Return all lines where the word "legend" can be found.
================
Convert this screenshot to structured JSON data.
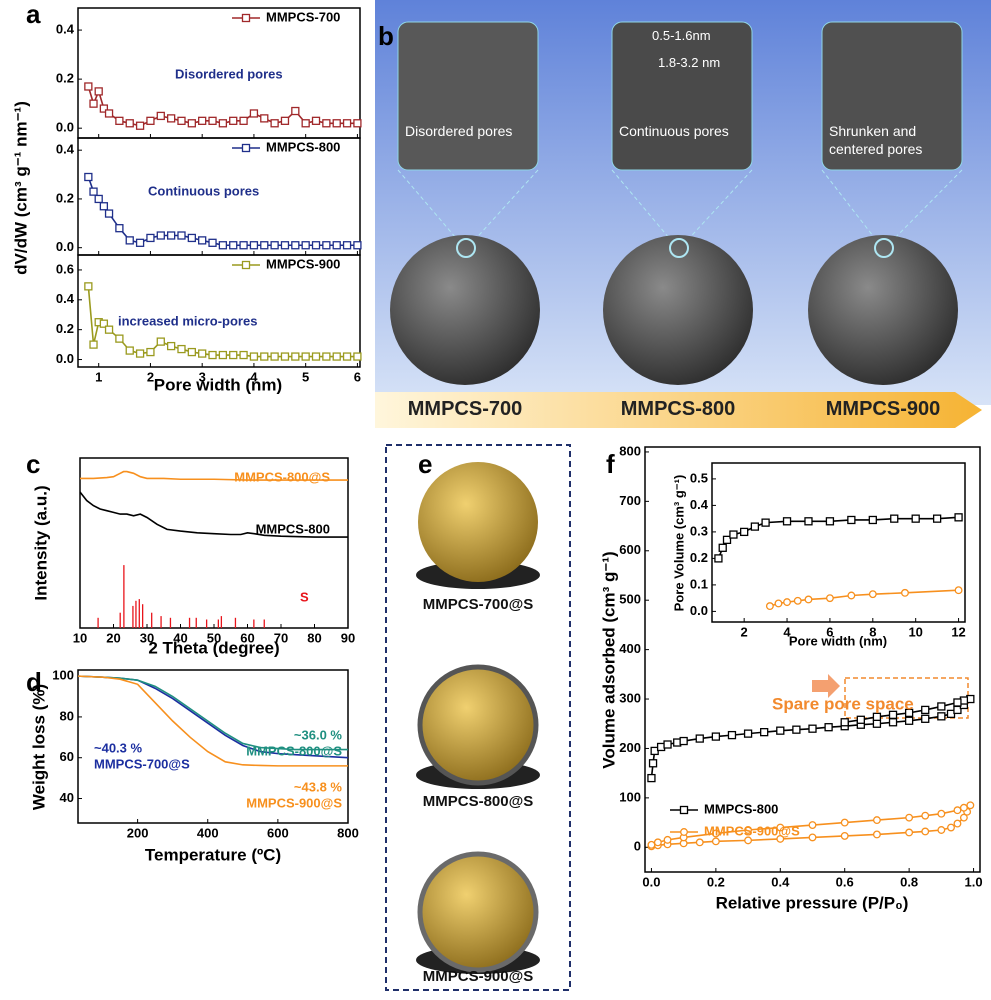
{
  "chart_data": [
    {
      "type": "line-stack",
      "panel": "a",
      "xlabel": "Pore width (nm)",
      "ylabel": "dV/dW (cm³ g⁻¹ nm⁻¹)",
      "xlim": [
        0.6,
        6.05
      ],
      "xticks": [
        1,
        2,
        3,
        4,
        5,
        6
      ],
      "legend": "upper right",
      "x": [
        0.8,
        0.9,
        1.0,
        1.1,
        1.2,
        1.4,
        1.6,
        1.8,
        2.0,
        2.2,
        2.4,
        2.6,
        2.8,
        3.0,
        3.2,
        3.4,
        3.6,
        3.8,
        4.0,
        4.2,
        4.4,
        4.6,
        4.8,
        5.0,
        5.2,
        5.4,
        5.6,
        5.8,
        6.0
      ],
      "series": [
        {
          "name": "MMPCS-700",
          "color": "#a0282a",
          "marker": "square",
          "annotation": "Disordered pores",
          "ylim": [
            -0.04,
            0.49
          ],
          "yticks": [
            {
              "value": 0,
              "label": "0.0"
            },
            0.2,
            0.4
          ],
          "values": [
            0.17,
            0.1,
            0.15,
            0.08,
            0.06,
            0.03,
            0.02,
            0.01,
            0.03,
            0.05,
            0.04,
            0.03,
            0.02,
            0.03,
            0.03,
            0.02,
            0.03,
            0.03,
            0.06,
            0.04,
            0.02,
            0.03,
            0.07,
            0.02,
            0.03,
            0.02,
            0.02,
            0.02,
            0.02
          ]
        },
        {
          "name": "MMPCS-800",
          "color": "#1f2f8a",
          "marker": "square",
          "annotation": "Continuous pores",
          "ylim": [
            -0.03,
            0.45
          ],
          "yticks": [
            {
              "value": 0,
              "label": "0.0"
            },
            0.2,
            0.4
          ],
          "values": [
            0.29,
            0.23,
            0.2,
            0.17,
            0.14,
            0.08,
            0.03,
            0.02,
            0.04,
            0.05,
            0.05,
            0.05,
            0.04,
            0.03,
            0.02,
            0.01,
            0.01,
            0.01,
            0.01,
            0.01,
            0.01,
            0.01,
            0.01,
            0.01,
            0.01,
            0.01,
            0.01,
            0.01,
            0.01
          ]
        },
        {
          "name": "MMPCS-900",
          "color": "#9a9a1e",
          "marker": "square",
          "annotation": "increased micro-pores",
          "ylim": [
            -0.05,
            0.7
          ],
          "yticks": [
            {
              "value": 0,
              "label": "0.0"
            },
            0.2,
            0.4,
            0.6
          ],
          "values": [
            0.49,
            0.1,
            0.25,
            0.24,
            0.2,
            0.14,
            0.06,
            0.04,
            0.05,
            0.12,
            0.09,
            0.07,
            0.05,
            0.04,
            0.03,
            0.03,
            0.03,
            0.03,
            0.02,
            0.02,
            0.02,
            0.02,
            0.02,
            0.02,
            0.02,
            0.02,
            0.02,
            0.02,
            0.02
          ]
        }
      ]
    },
    {
      "type": "line",
      "panel": "c",
      "xlabel": "2 Theta (degree)",
      "ylabel": "Intensity (a.u.)",
      "xlim": [
        10,
        90
      ],
      "xticks": [
        10,
        20,
        30,
        40,
        50,
        60,
        70,
        80,
        90
      ],
      "ylim": [
        0,
        100
      ],
      "series": [
        {
          "name": "MMPCS-800@S",
          "color": "#f7901e",
          "x": [
            10,
            14,
            18,
            20,
            22,
            23,
            24,
            26,
            28,
            30,
            35,
            40,
            50,
            60,
            70,
            80,
            90
          ],
          "values": [
            88,
            88,
            88.5,
            89,
            91,
            92,
            92,
            91,
            89,
            88,
            88,
            87.5,
            87.5,
            87,
            87,
            87,
            87
          ]
        },
        {
          "name": "MMPCS-800",
          "color": "#000000",
          "x": [
            10,
            12,
            14,
            16,
            18,
            20,
            22,
            24,
            26,
            28,
            30,
            33,
            36,
            40,
            45,
            50,
            55,
            58,
            60,
            62,
            65,
            70,
            80,
            90
          ],
          "values": [
            80,
            75,
            72,
            70,
            69,
            68,
            67,
            67,
            66,
            67,
            65,
            61,
            58,
            57,
            56,
            55.5,
            55,
            55,
            56,
            55.5,
            54.5,
            54,
            53.5,
            53.5
          ]
        },
        {
          "name": "S",
          "color": "#e8141b",
          "style": "sticks",
          "x": [
            15.4,
            22.0,
            23.1,
            25.8,
            26.7,
            27.7,
            28.7,
            31.4,
            34.2,
            37.0,
            42.7,
            44.7,
            47.8,
            51.3,
            52.2,
            56.4,
            61.9,
            65.0
          ],
          "values": [
            6,
            9,
            37,
            13,
            16,
            17,
            14,
            9,
            7,
            6,
            6,
            6,
            5,
            5,
            7,
            6,
            5,
            5
          ]
        }
      ]
    },
    {
      "type": "line",
      "panel": "d",
      "xlabel": "Temperature (ºC)",
      "ylabel": "Weight loss (%)",
      "xlim": [
        30,
        800
      ],
      "xticks": [
        200,
        400,
        600,
        800
      ],
      "ylim": [
        28,
        103
      ],
      "yticks": [
        40,
        60,
        80,
        100
      ],
      "x": [
        30,
        100,
        150,
        200,
        250,
        300,
        350,
        400,
        450,
        500,
        550,
        600,
        650,
        700,
        750,
        800
      ],
      "series": [
        {
          "name": "MMPCS-700@S",
          "color": "#1c2fa0",
          "annotation": "~40.3 %",
          "values": [
            100,
            99.5,
            99,
            98,
            94,
            89,
            83,
            77,
            71,
            66,
            63,
            62,
            61.5,
            61,
            60.5,
            60
          ]
        },
        {
          "name": "MMPCS-800@S",
          "color": "#1f8f80",
          "annotation": "~36.0 %",
          "values": [
            100,
            99.5,
            99,
            98,
            95,
            90,
            84,
            78,
            72,
            67,
            65,
            64.5,
            64,
            64,
            64,
            64
          ]
        },
        {
          "name": "MMPCS-900@S",
          "color": "#f7901e",
          "annotation": "~43.8 %",
          "values": [
            100,
            99.5,
            98.5,
            96,
            87,
            78,
            70,
            63,
            58,
            56.5,
            56.2,
            56,
            56,
            56,
            56,
            56
          ]
        }
      ]
    },
    {
      "type": "line",
      "panel": "f",
      "xlabel": "Relative pressure (P/P₀)",
      "ylabel": "Volume adsorbed (cm³ g⁻¹)",
      "annotation": "Spare pore space",
      "legend": "lower left",
      "xlim": [
        -0.02,
        1.02
      ],
      "xticks": [
        {
          "value": 0,
          "label": "0.0"
        },
        0.2,
        0.4,
        0.6,
        0.8,
        {
          "value": 1,
          "label": "1.0"
        }
      ],
      "ylim": [
        -50,
        810
      ],
      "yticks": [
        0,
        100,
        200,
        300,
        400,
        500,
        600,
        700,
        800
      ],
      "series": [
        {
          "name": "MMPCS-800",
          "color": "#000000",
          "marker": "square",
          "x": [
            0.0,
            0.005,
            0.01,
            0.03,
            0.05,
            0.08,
            0.1,
            0.15,
            0.2,
            0.25,
            0.3,
            0.35,
            0.4,
            0.45,
            0.5,
            0.55,
            0.6,
            0.65,
            0.7,
            0.75,
            0.8,
            0.85,
            0.9,
            0.93,
            0.95,
            0.97,
            0.99,
            0.97,
            0.95,
            0.9,
            0.85,
            0.8,
            0.75,
            0.7,
            0.65,
            0.6
          ],
          "values": [
            140,
            170,
            195,
            203,
            208,
            212,
            215,
            220,
            224,
            227,
            230,
            233,
            236,
            238,
            240,
            243,
            245,
            248,
            250,
            253,
            256,
            260,
            265,
            270,
            278,
            288,
            300,
            297,
            293,
            285,
            278,
            272,
            268,
            264,
            258,
            253
          ]
        },
        {
          "name": "MMPCS-900@S",
          "color": "#f7901e",
          "marker": "circle",
          "x": [
            0.0,
            0.02,
            0.05,
            0.1,
            0.15,
            0.2,
            0.3,
            0.4,
            0.5,
            0.6,
            0.7,
            0.8,
            0.85,
            0.9,
            0.93,
            0.95,
            0.97,
            0.98,
            0.99,
            0.97,
            0.95,
            0.9,
            0.85,
            0.8,
            0.7,
            0.6,
            0.5,
            0.4,
            0.3,
            0.2,
            0.1,
            0.05,
            0.02,
            0.0
          ],
          "values": [
            2,
            4,
            6,
            8,
            10,
            12,
            14,
            17,
            20,
            23,
            26,
            30,
            32,
            35,
            40,
            48,
            60,
            72,
            85,
            80,
            75,
            68,
            64,
            60,
            55,
            50,
            45,
            40,
            35,
            28,
            20,
            15,
            10,
            5
          ]
        }
      ]
    },
    {
      "type": "line",
      "xlabel": "Pore width (nm)",
      "ylabel": "Pore Volume (cm³ g⁻¹)",
      "xlim": [
        0.5,
        12.3
      ],
      "xticks": [
        2,
        4,
        6,
        8,
        10,
        12
      ],
      "ylim": [
        -0.04,
        0.56
      ],
      "yticks": [
        {
          "value": 0,
          "label": "0.0"
        },
        0.1,
        0.2,
        0.3,
        0.4,
        0.5
      ],
      "series": [
        {
          "color": "#000000",
          "marker": "square",
          "x": [
            0.8,
            1,
            1.2,
            1.5,
            2,
            2.5,
            3,
            4,
            5,
            6,
            7,
            8,
            9,
            10,
            11,
            12
          ],
          "values": [
            0.2,
            0.24,
            0.27,
            0.29,
            0.3,
            0.32,
            0.335,
            0.34,
            0.34,
            0.34,
            0.345,
            0.345,
            0.35,
            0.35,
            0.35,
            0.355
          ]
        },
        {
          "color": "#f7901e",
          "marker": "circle",
          "x": [
            3.2,
            3.6,
            4,
            4.5,
            5,
            6,
            7,
            8,
            9.5,
            12
          ],
          "values": [
            0.02,
            0.03,
            0.035,
            0.04,
            0.045,
            0.05,
            0.06,
            0.065,
            0.07,
            0.08
          ]
        }
      ]
    }
  ],
  "images": {
    "b": {
      "panel": "b",
      "insets": [
        "Disordered pores",
        "Continuous pores",
        "Shrunken and centered pores"
      ],
      "dimensions": [
        "0.5-1.6nm",
        "1.8-3.2 nm"
      ],
      "samples": [
        "MMPCS-700",
        "MMPCS-800",
        "MMPCS-900"
      ]
    },
    "e": {
      "panel": "e",
      "samples": [
        "MMPCS-700@S",
        "MMPCS-800@S",
        "MMPCS-900@S"
      ]
    }
  }
}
================
# TASK RESPONSE
      "legend": "upper right",
      "legend": "lower left",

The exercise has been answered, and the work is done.